> _Passage_
=== Begin Enclosure ===
LOOK MOM, NO FEET! Though it may sound like a good reason to keep your kids off the Internet, Long Distance Pumping , or LDP, is actually a new Seattle-bred sport—skating without the pushing. By minimizing motion and pumping up and down on long, flexible skateboards, LDP'ers can skate for miles without ever touching their feet to the ground (like a Segway—see below—but cooler). The pioneer of the new sport, James Peters (pavedwave.com), rolled into town last weekend after pumping 204 miles from Seattle to Portland in just two days—ending his epic skate with a high-protein meal and a long sleep at his brother John's Vancouver home. "It was pretty euphoric, skating into the finish line, totally exhausted with people cheering me on," he says. Why the trek? Peters, whose daughter is autistic, says it's a trial run for a ride to benefit autism research next year.
=== End Enclosure ===
Document layout detection data:
=== Begin Enclosure ===
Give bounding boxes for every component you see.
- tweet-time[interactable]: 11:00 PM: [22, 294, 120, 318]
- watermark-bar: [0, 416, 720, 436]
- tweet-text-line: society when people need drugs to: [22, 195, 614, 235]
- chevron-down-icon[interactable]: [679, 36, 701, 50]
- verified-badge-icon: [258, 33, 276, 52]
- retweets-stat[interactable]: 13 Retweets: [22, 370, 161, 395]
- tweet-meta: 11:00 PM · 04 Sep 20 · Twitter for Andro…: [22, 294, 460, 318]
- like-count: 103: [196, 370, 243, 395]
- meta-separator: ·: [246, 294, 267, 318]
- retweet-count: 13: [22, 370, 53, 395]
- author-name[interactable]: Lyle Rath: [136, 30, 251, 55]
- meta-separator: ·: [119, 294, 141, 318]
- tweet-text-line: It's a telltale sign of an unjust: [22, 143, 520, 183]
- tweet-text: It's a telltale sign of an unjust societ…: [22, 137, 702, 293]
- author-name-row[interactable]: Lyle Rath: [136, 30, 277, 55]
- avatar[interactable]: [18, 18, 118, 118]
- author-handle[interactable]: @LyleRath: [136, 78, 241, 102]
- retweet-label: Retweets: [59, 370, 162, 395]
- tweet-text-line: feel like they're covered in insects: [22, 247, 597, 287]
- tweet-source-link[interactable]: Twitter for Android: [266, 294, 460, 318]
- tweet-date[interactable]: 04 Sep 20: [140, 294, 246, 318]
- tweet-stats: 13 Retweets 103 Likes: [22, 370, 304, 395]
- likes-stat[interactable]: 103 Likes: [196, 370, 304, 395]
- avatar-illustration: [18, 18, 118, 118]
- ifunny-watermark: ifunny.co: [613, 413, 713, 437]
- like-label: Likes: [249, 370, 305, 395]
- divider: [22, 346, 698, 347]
=== End Enclosure ===
> _Problem to solve_
Name every city mentioned in the passage about Long Distance Pumping, listing each one only once.

> _Exercise solution_
Seattle, Portland, Vancouver